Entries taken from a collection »
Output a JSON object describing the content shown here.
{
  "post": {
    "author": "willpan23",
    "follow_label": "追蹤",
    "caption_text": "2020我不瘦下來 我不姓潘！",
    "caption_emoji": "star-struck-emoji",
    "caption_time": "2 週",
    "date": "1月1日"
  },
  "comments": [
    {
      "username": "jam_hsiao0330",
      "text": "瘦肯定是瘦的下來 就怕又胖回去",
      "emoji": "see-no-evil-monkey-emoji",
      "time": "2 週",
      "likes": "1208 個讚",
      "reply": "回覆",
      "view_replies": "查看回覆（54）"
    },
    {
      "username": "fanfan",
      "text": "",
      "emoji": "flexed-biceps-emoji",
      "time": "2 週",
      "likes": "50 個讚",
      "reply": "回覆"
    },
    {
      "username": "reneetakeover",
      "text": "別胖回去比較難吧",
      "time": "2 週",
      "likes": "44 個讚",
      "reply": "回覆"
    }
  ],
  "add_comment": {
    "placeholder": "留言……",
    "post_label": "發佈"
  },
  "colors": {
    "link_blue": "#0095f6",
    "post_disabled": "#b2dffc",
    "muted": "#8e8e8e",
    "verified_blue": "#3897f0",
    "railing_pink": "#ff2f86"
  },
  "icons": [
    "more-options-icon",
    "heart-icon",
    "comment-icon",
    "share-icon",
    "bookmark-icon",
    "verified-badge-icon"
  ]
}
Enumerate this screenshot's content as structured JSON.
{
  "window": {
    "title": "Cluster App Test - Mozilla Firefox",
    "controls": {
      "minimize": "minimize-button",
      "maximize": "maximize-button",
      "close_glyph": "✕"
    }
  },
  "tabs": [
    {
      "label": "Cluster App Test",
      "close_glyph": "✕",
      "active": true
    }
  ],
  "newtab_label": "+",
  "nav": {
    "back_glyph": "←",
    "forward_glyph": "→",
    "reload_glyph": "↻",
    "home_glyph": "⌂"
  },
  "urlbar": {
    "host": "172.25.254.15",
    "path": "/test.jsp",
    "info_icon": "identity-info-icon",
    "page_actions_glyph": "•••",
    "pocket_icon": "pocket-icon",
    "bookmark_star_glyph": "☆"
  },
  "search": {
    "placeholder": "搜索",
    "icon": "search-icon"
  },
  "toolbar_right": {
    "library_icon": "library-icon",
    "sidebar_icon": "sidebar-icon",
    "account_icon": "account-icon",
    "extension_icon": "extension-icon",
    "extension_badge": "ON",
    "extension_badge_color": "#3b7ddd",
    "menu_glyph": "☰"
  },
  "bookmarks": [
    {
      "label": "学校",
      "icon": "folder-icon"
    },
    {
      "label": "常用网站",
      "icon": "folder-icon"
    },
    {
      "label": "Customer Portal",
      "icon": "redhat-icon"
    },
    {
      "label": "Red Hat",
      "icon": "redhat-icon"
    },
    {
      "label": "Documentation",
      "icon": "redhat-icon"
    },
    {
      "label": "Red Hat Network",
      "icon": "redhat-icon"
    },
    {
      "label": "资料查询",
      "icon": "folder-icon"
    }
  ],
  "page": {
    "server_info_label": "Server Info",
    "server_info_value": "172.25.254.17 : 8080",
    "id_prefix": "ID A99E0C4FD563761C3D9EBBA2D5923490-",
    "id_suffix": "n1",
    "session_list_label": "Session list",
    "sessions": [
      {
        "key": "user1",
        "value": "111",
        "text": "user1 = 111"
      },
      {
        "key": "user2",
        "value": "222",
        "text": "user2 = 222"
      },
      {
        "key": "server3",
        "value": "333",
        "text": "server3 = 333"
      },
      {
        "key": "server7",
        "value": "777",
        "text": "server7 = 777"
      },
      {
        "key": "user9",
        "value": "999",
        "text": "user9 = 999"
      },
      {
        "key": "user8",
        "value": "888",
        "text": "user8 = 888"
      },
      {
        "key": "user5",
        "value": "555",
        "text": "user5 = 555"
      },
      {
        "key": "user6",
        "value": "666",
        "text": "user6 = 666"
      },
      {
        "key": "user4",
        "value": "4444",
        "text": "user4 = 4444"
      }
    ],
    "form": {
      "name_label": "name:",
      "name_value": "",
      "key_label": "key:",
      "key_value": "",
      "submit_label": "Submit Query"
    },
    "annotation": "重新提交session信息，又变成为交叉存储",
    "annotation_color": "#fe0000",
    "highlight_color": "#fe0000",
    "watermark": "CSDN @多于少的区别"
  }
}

Aim of the task »
Retype the listing. Match it exactly.

Answer to this exercise »
Output a JSON object describing the content shown here.
{
  "post": {
    "author": "willpan23",
    "follow_label": "追蹤",
    "caption_text": "2020我不瘦下來 我不姓潘！",
    "caption_emoji": "star-struck-emoji",
    "caption_time": "2 週",
    "date": "1月1日"
  },
  "comments": [
    {
      "username": "jam_hsiao0330",
      "text": "瘦肯定是瘦的下來 就怕又胖回去",
      "emoji": "see-no-evil-monkey-emoji",
      "time": "2 週",
      "likes": "1208 個讚",
      "reply": "回覆",
      "view_replies": "查看回覆（54）"
    },
    {
      "username": "fanfan",
      "text": "",
      "emoji": "flexed-biceps-emoji",
      "time": "2 週",
      "likes": "50 個讚",
      "reply": "回覆"
    },
    {
      "username": "reneetakeover",
      "text": "別胖回去比較難吧",
      "time": "2 週",
      "likes": "44 個讚",
      "reply": "回覆"
    }
  ],
  "add_comment": {
    "placeholder": "留言……",
    "post_label": "發佈"
  },
  "colors": {
    "link_blue": "#0095f6",
    "post_disabled": "#b2dffc",
    "muted": "#8e8e8e",
    "verified_blue": "#3897f0",
    "railing_pink": "#ff2f86"
  },
  "icons": [
    "more-options-icon",
    "heart-icon",
    "comment-icon",
    "share-icon",
    "bookmark-icon",
    "verified-badge-icon"
  ]
}
Enumerate this screenshot's content as structured JSON.
{
  "window": {
    "title": "Cluster App Test - Mozilla Firefox",
    "controls": {
      "minimize": "minimize-button",
      "maximize": "maximize-button",
      "close_glyph": "✕"
    }
  },
  "tabs": [
    {
      "label": "Cluster App Test",
      "close_glyph": "✕",
      "active": true
    }
  ],
  "newtab_label": "+",
  "nav": {
    "back_glyph": "←",
    "forward_glyph": "→",
    "reload_glyph": "↻",
    "home_glyph": "⌂"
  },
  "urlbar": {
    "host": "172.25.254.15",
    "path": "/test.jsp",
    "info_icon": "identity-info-icon",
    "page_actions_glyph": "•••",
    "pocket_icon": "pocket-icon",
    "bookmark_star_glyph": "☆"
  },
  "search": {
    "placeholder": "搜索",
    "icon": "search-icon"
  },
  "toolbar_right": {
    "library_icon": "library-icon",
    "sidebar_icon": "sidebar-icon",
    "account_icon": "account-icon",
    "extension_icon": "extension-icon",
    "extension_badge": "ON",
    "extension_badge_color": "#3b7ddd",
    "menu_glyph": "☰"
  },
  "bookmarks": [
    {
      "label": "学校",
      "icon": "folder-icon"
    },
    {
      "label": "常用网站",
      "icon": "folder-icon"
    },
    {
      "label": "Customer Portal",
      "icon": "redhat-icon"
    },
    {
      "label": "Red Hat",
      "icon": "redhat-icon"
    },
    {
      "label": "Documentation",
      "icon": "redhat-icon"
    },
    {
      "label": "Red Hat Network",
      "icon": "redhat-icon"
    },
    {
      "label": "资料查询",
      "icon": "folder-icon"
    }
  ],
  "page": {
    "server_info_label": "Server Info",
    "server_info_value": "172.25.254.17 : 8080",
    "id_prefix": "ID A99E0C4FD563761C3D9EBBA2D5923490-",
    "id_suffix": "n1",
    "session_list_label": "Session list",
    "sessions": [
      {
        "key": "user1",
        "value": "111",
        "text": "user1 = 111"
      },
      {
        "key": "user2",
        "value": "222",
        "text": "user2 = 222"
      },
      {
        "key": "server3",
        "value": "333",
        "text": "server3 = 333"
      },
      {
        "key": "server7",
        "value": "777",
        "text": "server7 = 777"
      },
      {
        "key": "user9",
        "value": "999",
        "text": "user9 = 999"
      },
      {
        "key": "user8",
        "value": "888",
        "text": "user8 = 888"
      },
      {
        "key": "user5",
        "value": "555",
        "text": "user5 = 555"
      },
      {
        "key": "user6",
        "value": "666",
        "text": "user6 = 666"
      },
      {
        "key": "user4",
        "value": "4444",
        "text": "user4 = 4444"
      }
    ],
    "form": {
      "name_label": "name:",
      "name_value": "",
      "key_label": "key:",
      "key_value": "",
      "submit_label": "Submit Query"
    },
    "annotation": "重新提交session信息，又变成为交叉存储",
    "annotation_color": "#fe0000",
    "highlight_color": "#fe0000",
    "watermark": "CSDN @多于少的区别"
  }
}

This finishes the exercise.